• [EXERCISE AIM]: State the number of lines with the string "page" in them, and nothing else.

___ ROWS

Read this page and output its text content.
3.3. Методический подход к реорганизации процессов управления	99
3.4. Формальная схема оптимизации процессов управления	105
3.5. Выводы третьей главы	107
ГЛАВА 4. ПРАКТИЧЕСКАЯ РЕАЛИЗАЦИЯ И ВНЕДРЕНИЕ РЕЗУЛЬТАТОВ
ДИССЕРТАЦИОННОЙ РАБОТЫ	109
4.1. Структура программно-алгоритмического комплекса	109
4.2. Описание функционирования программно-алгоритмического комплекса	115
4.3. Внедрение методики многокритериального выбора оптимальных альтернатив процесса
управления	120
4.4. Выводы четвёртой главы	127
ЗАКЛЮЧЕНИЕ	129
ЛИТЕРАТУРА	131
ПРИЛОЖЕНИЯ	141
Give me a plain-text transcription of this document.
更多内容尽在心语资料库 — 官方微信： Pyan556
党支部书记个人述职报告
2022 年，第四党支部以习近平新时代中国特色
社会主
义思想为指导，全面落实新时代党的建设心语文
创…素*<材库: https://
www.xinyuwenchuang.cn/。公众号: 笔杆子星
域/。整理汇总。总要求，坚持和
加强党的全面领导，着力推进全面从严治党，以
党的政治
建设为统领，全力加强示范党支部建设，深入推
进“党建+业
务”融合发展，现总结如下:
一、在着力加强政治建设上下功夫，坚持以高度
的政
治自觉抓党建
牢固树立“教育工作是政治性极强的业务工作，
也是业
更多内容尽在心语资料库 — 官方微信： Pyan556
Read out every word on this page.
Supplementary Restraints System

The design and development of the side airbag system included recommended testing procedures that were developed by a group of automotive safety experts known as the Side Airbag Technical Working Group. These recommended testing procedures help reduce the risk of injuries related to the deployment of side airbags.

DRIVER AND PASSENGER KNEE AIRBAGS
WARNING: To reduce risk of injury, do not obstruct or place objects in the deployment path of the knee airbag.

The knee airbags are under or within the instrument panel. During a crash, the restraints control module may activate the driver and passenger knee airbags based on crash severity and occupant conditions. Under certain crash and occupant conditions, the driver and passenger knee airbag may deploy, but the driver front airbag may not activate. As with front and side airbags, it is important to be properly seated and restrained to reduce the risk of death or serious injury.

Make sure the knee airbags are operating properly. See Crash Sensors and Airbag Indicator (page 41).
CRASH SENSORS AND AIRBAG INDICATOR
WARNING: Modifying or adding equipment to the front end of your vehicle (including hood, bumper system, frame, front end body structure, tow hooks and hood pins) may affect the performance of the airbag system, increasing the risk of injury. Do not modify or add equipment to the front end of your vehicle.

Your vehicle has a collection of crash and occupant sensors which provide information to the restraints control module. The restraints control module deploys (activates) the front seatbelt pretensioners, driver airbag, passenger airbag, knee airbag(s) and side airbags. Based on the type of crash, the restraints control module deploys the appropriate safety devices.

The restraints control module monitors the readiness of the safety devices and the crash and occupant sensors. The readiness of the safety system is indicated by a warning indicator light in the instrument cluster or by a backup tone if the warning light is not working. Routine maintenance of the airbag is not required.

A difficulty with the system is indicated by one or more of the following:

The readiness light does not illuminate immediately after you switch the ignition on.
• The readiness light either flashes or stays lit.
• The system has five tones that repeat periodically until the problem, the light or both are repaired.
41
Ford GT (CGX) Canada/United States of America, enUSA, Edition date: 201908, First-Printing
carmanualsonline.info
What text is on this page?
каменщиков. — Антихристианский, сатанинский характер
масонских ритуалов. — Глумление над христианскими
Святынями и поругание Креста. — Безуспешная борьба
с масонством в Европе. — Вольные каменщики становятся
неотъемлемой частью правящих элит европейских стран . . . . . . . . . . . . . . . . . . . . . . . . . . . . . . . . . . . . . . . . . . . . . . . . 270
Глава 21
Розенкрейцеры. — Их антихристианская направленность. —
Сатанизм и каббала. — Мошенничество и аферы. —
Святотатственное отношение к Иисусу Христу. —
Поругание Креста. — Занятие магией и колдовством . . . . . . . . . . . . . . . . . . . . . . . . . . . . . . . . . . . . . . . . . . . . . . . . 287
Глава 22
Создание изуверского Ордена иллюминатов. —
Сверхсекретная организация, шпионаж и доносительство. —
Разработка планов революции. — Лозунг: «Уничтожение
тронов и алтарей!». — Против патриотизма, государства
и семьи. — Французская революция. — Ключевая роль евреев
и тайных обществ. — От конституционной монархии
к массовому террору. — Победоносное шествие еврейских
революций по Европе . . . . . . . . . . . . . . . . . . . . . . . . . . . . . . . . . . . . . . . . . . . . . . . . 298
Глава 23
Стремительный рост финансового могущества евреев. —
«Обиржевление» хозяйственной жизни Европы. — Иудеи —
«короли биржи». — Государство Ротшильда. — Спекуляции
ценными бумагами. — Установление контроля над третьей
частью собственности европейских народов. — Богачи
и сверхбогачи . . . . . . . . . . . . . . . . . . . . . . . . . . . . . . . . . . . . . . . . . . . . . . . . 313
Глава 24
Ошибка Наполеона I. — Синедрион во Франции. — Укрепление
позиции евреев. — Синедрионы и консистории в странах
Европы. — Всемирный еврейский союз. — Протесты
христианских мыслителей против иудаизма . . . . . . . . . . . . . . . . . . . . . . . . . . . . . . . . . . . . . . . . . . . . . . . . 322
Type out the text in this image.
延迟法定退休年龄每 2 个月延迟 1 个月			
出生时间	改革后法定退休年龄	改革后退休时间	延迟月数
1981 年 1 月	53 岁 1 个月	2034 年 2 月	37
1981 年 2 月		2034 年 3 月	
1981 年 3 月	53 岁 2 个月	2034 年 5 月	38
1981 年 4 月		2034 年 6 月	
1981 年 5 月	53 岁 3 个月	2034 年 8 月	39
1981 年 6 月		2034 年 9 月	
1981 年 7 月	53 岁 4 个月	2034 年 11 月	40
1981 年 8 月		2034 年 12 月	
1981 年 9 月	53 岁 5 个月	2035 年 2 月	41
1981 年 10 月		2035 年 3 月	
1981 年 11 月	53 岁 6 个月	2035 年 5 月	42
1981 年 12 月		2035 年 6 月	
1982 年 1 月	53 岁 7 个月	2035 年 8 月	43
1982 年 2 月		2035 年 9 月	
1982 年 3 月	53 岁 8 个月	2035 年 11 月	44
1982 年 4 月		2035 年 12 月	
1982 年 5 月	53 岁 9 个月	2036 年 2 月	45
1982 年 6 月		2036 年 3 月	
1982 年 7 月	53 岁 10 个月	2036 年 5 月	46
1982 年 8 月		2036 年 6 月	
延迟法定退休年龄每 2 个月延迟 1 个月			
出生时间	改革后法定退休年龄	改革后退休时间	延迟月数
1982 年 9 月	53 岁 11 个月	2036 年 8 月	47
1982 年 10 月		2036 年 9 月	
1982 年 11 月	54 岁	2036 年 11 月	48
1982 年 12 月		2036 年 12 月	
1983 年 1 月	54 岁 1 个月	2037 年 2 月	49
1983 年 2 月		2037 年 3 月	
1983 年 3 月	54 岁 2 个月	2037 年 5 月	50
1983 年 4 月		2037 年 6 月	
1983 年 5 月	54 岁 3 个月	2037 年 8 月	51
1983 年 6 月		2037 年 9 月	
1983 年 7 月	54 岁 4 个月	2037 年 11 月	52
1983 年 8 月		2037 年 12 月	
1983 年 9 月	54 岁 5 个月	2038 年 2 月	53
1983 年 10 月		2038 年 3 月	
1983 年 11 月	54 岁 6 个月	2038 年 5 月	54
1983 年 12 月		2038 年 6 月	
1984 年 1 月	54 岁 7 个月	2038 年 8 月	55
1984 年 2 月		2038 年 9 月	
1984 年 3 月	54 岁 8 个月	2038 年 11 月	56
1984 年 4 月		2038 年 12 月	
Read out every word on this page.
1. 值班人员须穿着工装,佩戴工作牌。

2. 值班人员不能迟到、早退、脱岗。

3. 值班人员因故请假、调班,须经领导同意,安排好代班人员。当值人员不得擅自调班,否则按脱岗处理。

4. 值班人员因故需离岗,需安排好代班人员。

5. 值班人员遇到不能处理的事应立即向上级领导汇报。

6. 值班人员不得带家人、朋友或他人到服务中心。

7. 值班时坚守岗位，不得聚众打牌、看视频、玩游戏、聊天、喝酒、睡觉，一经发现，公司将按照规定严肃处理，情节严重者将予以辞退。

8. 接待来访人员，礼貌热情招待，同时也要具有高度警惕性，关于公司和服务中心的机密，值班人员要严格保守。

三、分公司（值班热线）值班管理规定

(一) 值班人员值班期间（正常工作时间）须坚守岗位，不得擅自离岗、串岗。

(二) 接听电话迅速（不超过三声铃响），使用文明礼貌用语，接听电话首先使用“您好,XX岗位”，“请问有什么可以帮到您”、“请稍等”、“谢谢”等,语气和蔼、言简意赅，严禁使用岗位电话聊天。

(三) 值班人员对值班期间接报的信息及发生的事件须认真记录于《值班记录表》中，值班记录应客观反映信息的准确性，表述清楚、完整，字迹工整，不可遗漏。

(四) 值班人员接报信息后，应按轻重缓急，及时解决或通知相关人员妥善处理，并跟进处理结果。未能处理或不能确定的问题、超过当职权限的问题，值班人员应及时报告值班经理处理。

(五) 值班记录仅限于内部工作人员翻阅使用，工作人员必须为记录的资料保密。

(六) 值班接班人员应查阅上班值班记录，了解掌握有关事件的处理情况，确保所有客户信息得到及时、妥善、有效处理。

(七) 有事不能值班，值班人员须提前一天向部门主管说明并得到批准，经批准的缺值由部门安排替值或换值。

______

• [EXERCISE OUTPUT]: 5